[Short task] Copy out the rows word for word, from the first row through the line holding "list-item bbox=[205, 298, 905, 341]", including both.

-=-=-

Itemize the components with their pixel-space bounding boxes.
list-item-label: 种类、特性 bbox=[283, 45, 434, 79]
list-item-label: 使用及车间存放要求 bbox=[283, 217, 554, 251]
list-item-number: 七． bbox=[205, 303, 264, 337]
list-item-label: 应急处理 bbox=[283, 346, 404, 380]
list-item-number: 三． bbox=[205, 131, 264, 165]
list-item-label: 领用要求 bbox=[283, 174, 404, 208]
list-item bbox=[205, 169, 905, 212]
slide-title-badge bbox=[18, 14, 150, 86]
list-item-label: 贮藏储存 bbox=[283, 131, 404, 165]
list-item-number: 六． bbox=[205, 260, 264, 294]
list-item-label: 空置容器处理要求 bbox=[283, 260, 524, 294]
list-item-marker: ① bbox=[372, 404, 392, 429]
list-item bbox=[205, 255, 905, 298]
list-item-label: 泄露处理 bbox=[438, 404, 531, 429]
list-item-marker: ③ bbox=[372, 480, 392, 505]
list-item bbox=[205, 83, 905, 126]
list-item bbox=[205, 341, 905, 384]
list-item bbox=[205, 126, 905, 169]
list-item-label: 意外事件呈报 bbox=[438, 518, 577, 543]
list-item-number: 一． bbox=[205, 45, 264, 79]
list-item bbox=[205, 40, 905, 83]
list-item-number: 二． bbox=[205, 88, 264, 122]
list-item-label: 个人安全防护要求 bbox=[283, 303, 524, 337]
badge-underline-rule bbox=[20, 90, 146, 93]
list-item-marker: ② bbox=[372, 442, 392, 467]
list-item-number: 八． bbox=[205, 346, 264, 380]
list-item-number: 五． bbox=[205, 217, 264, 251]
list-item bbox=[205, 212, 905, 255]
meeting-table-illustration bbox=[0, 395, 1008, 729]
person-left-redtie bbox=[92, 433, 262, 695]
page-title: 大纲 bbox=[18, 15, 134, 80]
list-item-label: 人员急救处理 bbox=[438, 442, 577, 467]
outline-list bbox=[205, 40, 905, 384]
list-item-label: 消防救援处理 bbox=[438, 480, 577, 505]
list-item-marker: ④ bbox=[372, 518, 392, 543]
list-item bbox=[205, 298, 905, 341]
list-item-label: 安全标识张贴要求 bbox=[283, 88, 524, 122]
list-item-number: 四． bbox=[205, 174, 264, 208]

-=-=-

[Solved exercise]
Itemize the components with their pixel-space bounding boxes.
list-item-label: 种类、特性 bbox=[283, 45, 434, 79]
list-item-label: 使用及车间存放要求 bbox=[283, 217, 554, 251]
list-item-number: 七． bbox=[205, 303, 264, 337]
list-item-label: 应急处理 bbox=[283, 346, 404, 380]
list-item-number: 三． bbox=[205, 131, 264, 165]
list-item-label: 领用要求 bbox=[283, 174, 404, 208]
list-item bbox=[205, 169, 905, 212]
slide-title-badge bbox=[18, 14, 150, 86]
list-item-label: 贮藏储存 bbox=[283, 131, 404, 165]
list-item-number: 六． bbox=[205, 260, 264, 294]
list-item-label: 空置容器处理要求 bbox=[283, 260, 524, 294]
list-item-marker: ① bbox=[372, 404, 392, 429]
list-item bbox=[205, 255, 905, 298]
list-item-label: 泄露处理 bbox=[438, 404, 531, 429]
list-item-marker: ③ bbox=[372, 480, 392, 505]
list-item bbox=[205, 83, 905, 126]
list-item bbox=[205, 341, 905, 384]
list-item bbox=[205, 126, 905, 169]
list-item-label: 意外事件呈报 bbox=[438, 518, 577, 543]
list-item-number: 一． bbox=[205, 45, 264, 79]
list-item bbox=[205, 40, 905, 83]
list-item-number: 二． bbox=[205, 88, 264, 122]
list-item-label: 个人安全防护要求 bbox=[283, 303, 524, 337]
badge-underline-rule bbox=[20, 90, 146, 93]
list-item-marker: ② bbox=[372, 442, 392, 467]
list-item-number: 八． bbox=[205, 346, 264, 380]
list-item-number: 五． bbox=[205, 217, 264, 251]
list-item bbox=[205, 212, 905, 255]
meeting-table-illustration bbox=[0, 395, 1008, 729]
person-left-redtie bbox=[92, 433, 262, 695]
page-title: 大纲 bbox=[18, 15, 134, 80]
list-item-label: 人员急救处理 bbox=[438, 442, 577, 467]
outline-list bbox=[205, 40, 905, 384]
list-item-label: 消防救援处理 bbox=[438, 480, 577, 505]
list-item-marker: ④ bbox=[372, 518, 392, 543]
list-item bbox=[205, 298, 905, 341]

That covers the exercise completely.